§ Task goal: Reproduce every line of the material below word for word, leaving the pictures out of your answer.

Layout element annotations:
________________________

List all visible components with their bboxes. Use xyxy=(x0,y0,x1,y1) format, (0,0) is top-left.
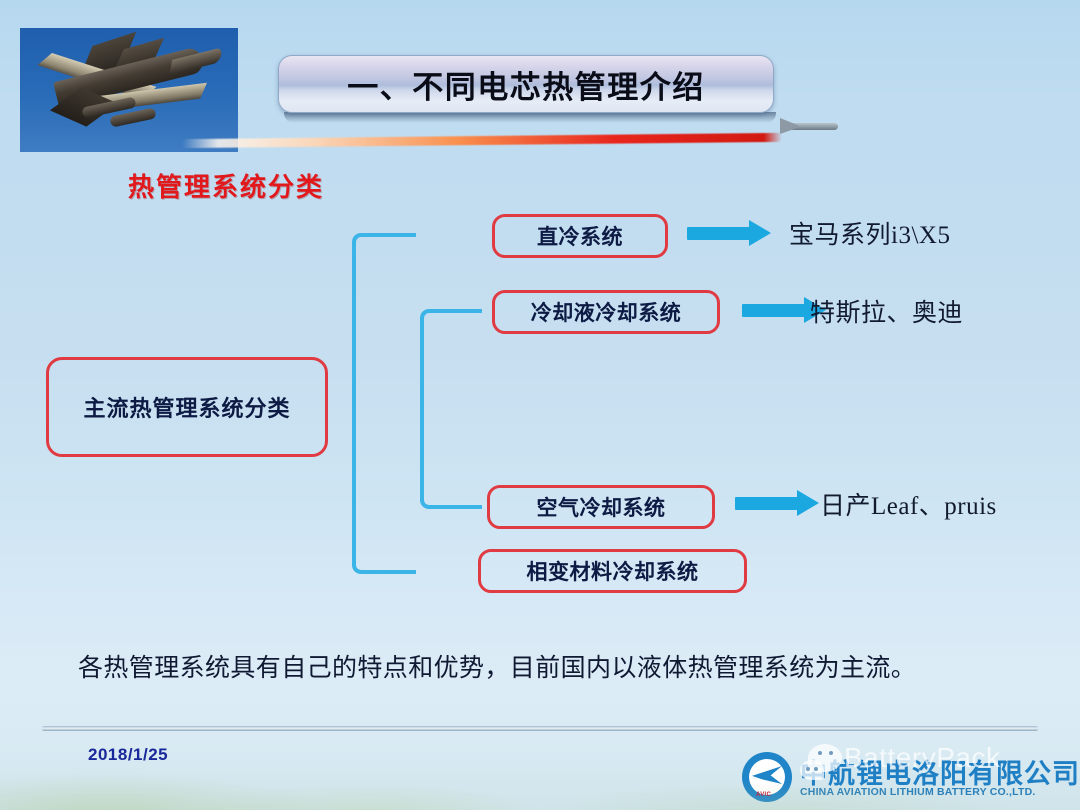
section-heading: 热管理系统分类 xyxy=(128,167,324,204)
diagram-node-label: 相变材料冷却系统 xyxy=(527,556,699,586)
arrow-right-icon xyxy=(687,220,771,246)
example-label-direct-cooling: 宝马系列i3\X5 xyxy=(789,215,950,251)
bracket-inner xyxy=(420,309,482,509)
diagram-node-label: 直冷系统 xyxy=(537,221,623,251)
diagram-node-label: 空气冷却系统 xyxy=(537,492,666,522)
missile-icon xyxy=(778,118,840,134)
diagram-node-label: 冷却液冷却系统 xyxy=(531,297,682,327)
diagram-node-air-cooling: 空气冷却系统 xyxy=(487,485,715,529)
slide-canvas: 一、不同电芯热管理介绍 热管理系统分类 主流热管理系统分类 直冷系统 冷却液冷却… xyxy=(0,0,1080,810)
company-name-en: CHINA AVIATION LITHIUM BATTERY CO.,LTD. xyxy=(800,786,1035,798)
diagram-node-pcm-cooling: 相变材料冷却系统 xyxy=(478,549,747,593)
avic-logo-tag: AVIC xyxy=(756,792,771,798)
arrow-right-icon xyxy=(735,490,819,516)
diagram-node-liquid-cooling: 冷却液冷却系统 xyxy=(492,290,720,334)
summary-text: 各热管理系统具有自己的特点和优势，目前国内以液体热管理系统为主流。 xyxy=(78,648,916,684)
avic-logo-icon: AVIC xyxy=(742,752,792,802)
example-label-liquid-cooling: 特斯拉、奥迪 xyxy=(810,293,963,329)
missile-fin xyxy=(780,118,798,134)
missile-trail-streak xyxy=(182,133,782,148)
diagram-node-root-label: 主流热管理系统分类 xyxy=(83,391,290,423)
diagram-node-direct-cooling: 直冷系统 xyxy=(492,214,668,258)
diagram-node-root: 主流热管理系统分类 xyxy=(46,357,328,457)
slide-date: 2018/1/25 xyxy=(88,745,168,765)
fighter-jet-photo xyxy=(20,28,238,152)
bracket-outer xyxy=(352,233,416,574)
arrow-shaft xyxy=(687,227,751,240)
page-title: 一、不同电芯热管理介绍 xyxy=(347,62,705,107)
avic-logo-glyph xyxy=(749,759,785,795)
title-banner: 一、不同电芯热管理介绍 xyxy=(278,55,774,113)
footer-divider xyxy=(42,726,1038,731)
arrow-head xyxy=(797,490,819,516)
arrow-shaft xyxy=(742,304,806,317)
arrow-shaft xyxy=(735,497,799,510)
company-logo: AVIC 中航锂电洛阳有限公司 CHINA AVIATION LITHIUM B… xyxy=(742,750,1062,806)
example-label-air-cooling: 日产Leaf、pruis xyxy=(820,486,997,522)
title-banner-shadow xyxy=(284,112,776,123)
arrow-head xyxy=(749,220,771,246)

________________________

§ Problem solution:
List all visible components with their bboxes. Use xyxy=(x0,y0,x1,y1) format, (0,0) is top-left.
section-heading: 热管理系统分类 xyxy=(128,167,324,204)
diagram-node-label: 相变材料冷却系统 xyxy=(527,556,699,586)
arrow-right-icon xyxy=(687,220,771,246)
example-label-direct-cooling: 宝马系列i3\X5 xyxy=(789,215,950,251)
bracket-inner xyxy=(420,309,482,509)
diagram-node-label: 直冷系统 xyxy=(537,221,623,251)
diagram-node-label: 空气冷却系统 xyxy=(537,492,666,522)
missile-icon xyxy=(778,118,840,134)
diagram-node-label: 冷却液冷却系统 xyxy=(531,297,682,327)
diagram-node-air-cooling: 空气冷却系统 xyxy=(487,485,715,529)
slide-canvas: 一、不同电芯热管理介绍 热管理系统分类 主流热管理系统分类 直冷系统 冷却液冷却… xyxy=(0,0,1080,810)
company-name-en: CHINA AVIATION LITHIUM BATTERY CO.,LTD. xyxy=(800,786,1035,798)
diagram-node-pcm-cooling: 相变材料冷却系统 xyxy=(478,549,747,593)
avic-logo-tag: AVIC xyxy=(756,792,771,798)
arrow-right-icon xyxy=(735,490,819,516)
diagram-node-liquid-cooling: 冷却液冷却系统 xyxy=(492,290,720,334)
summary-text: 各热管理系统具有自己的特点和优势，目前国内以液体热管理系统为主流。 xyxy=(78,648,916,684)
avic-logo-icon: AVIC xyxy=(742,752,792,802)
example-label-liquid-cooling: 特斯拉、奥迪 xyxy=(810,293,963,329)
missile-fin xyxy=(780,118,798,134)
missile-trail-streak xyxy=(182,133,782,148)
diagram-node-root-label: 主流热管理系统分类 xyxy=(83,391,290,423)
diagram-node-direct-cooling: 直冷系统 xyxy=(492,214,668,258)
diagram-node-root: 主流热管理系统分类 xyxy=(46,357,328,457)
slide-date: 2018/1/25 xyxy=(88,745,168,765)
fighter-jet-photo xyxy=(20,28,238,152)
bracket-outer xyxy=(352,233,416,574)
arrow-shaft xyxy=(687,227,751,240)
page-title: 一、不同电芯热管理介绍 xyxy=(347,62,705,107)
avic-logo-glyph xyxy=(749,759,785,795)
title-banner: 一、不同电芯热管理介绍 xyxy=(278,55,774,113)
footer-divider xyxy=(42,726,1038,731)
arrow-head xyxy=(797,490,819,516)
arrow-shaft xyxy=(742,304,806,317)
arrow-shaft xyxy=(735,497,799,510)
company-logo: AVIC 中航锂电洛阳有限公司 CHINA AVIATION LITHIUM B… xyxy=(742,750,1062,806)
example-label-air-cooling: 日产Leaf、pruis xyxy=(820,486,997,522)
title-banner-shadow xyxy=(284,112,776,123)
arrow-head xyxy=(749,220,771,246)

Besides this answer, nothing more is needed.